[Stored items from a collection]
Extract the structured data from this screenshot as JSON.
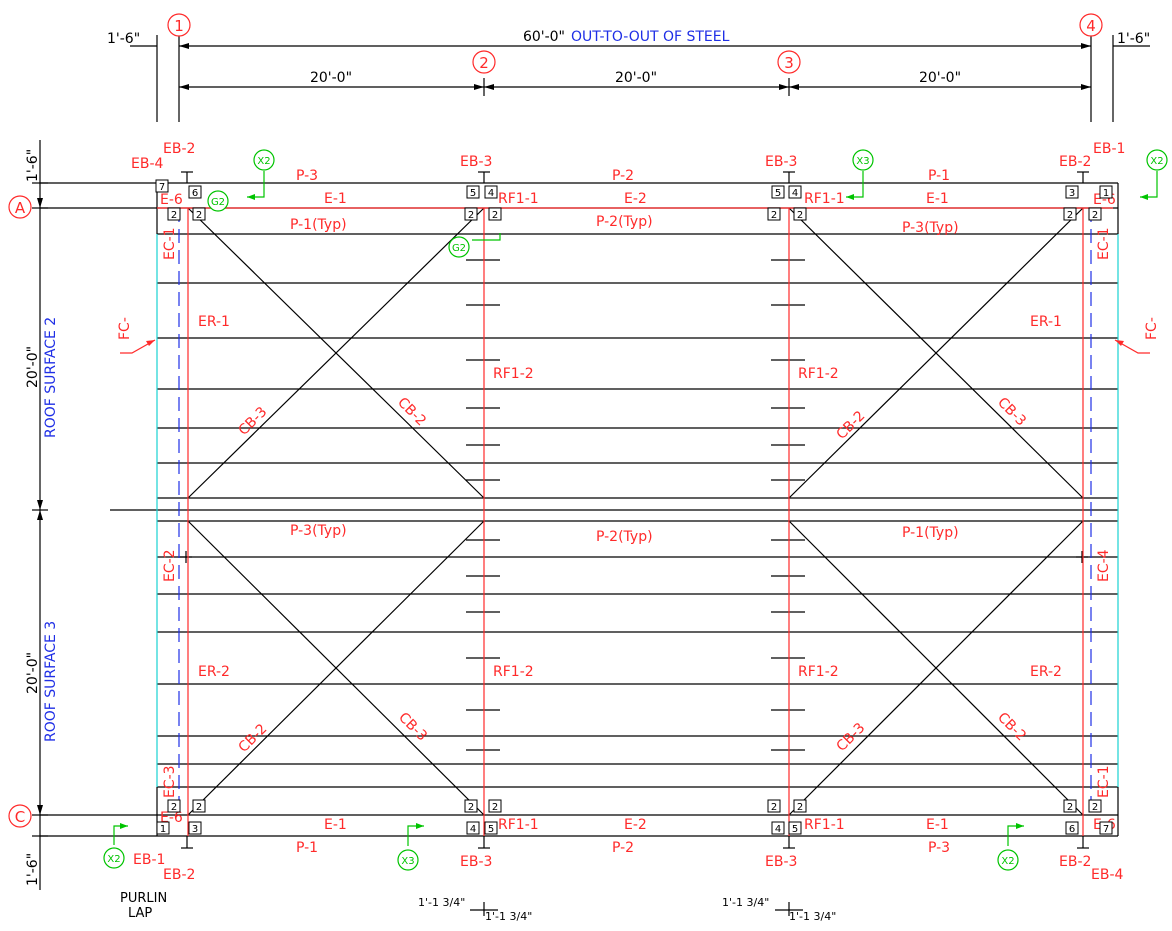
{
  "dimensions": {
    "overall": "60'-0\"",
    "overall_note": "OUT-TO-OUT OF STEEL",
    "bay": "20'-0\"",
    "offset": "1'-6\"",
    "lap_a": "1'-1 3/4\"",
    "lap_b": "1'-1 3/4\""
  },
  "gridlines": {
    "columns": [
      "1",
      "2",
      "3",
      "4"
    ],
    "rows": [
      "A",
      "C"
    ]
  },
  "roof_surfaces": [
    "ROOF SURFACE 2",
    "ROOF SURFACE 3"
  ],
  "purlin_lap": [
    "PURLIN",
    "LAP"
  ],
  "members": {
    "eb1": "EB-1",
    "eb2": "EB-2",
    "eb3": "EB-3",
    "eb4": "EB-4",
    "p1": "P-1",
    "p2": "P-2",
    "p3": "P-3",
    "e1": "E-1",
    "e2": "E-2",
    "e6": "E-6",
    "rf11": "RF1-1",
    "rf12": "RF1-2",
    "p1typ": "P-1(Typ)",
    "p2typ": "P-2(Typ)",
    "p3typ": "P-3(Typ)",
    "ec1": "EC-1",
    "ec2": "EC-2",
    "ec3": "EC-3",
    "ec4": "EC-4",
    "er1": "ER-1",
    "er2": "ER-2",
    "cb2": "CB-2",
    "cb3": "CB-3",
    "fc": "FC-"
  },
  "section_tags": {
    "x2": "X2",
    "x3": "X3",
    "g2": "G2"
  },
  "box_numbers": [
    "1",
    "2",
    "3",
    "4",
    "5",
    "6",
    "7"
  ],
  "colors": {
    "member_labels": "#ff2a2a",
    "dimension_notes": "#1f2fe6",
    "section_tags": "#00c400",
    "edge_lines": "#19d3d3",
    "linework": "#000000"
  }
}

▶ Exercise details: Omit the pictures and give the material again, exactly and in full.

▶ Task solution:
Extract the structured data from this screenshot as JSON.
{
  "dimensions": {
    "overall": "60'-0\"",
    "overall_note": "OUT-TO-OUT OF STEEL",
    "bay": "20'-0\"",
    "offset": "1'-6\"",
    "lap_a": "1'-1 3/4\"",
    "lap_b": "1'-1 3/4\""
  },
  "gridlines": {
    "columns": [
      "1",
      "2",
      "3",
      "4"
    ],
    "rows": [
      "A",
      "C"
    ]
  },
  "roof_surfaces": [
    "ROOF SURFACE 2",
    "ROOF SURFACE 3"
  ],
  "purlin_lap": [
    "PURLIN",
    "LAP"
  ],
  "members": {
    "eb1": "EB-1",
    "eb2": "EB-2",
    "eb3": "EB-3",
    "eb4": "EB-4",
    "p1": "P-1",
    "p2": "P-2",
    "p3": "P-3",
    "e1": "E-1",
    "e2": "E-2",
    "e6": "E-6",
    "rf11": "RF1-1",
    "rf12": "RF1-2",
    "p1typ": "P-1(Typ)",
    "p2typ": "P-2(Typ)",
    "p3typ": "P-3(Typ)",
    "ec1": "EC-1",
    "ec2": "EC-2",
    "ec3": "EC-3",
    "ec4": "EC-4",
    "er1": "ER-1",
    "er2": "ER-2",
    "cb2": "CB-2",
    "cb3": "CB-3",
    "fc": "FC-"
  },
  "section_tags": {
    "x2": "X2",
    "x3": "X3",
    "g2": "G2"
  },
  "box_numbers": [
    "1",
    "2",
    "3",
    "4",
    "5",
    "6",
    "7"
  ],
  "colors": {
    "member_labels": "#ff2a2a",
    "dimension_notes": "#1f2fe6",
    "section_tags": "#00c400",
    "edge_lines": "#19d3d3",
    "linework": "#000000"
  }
}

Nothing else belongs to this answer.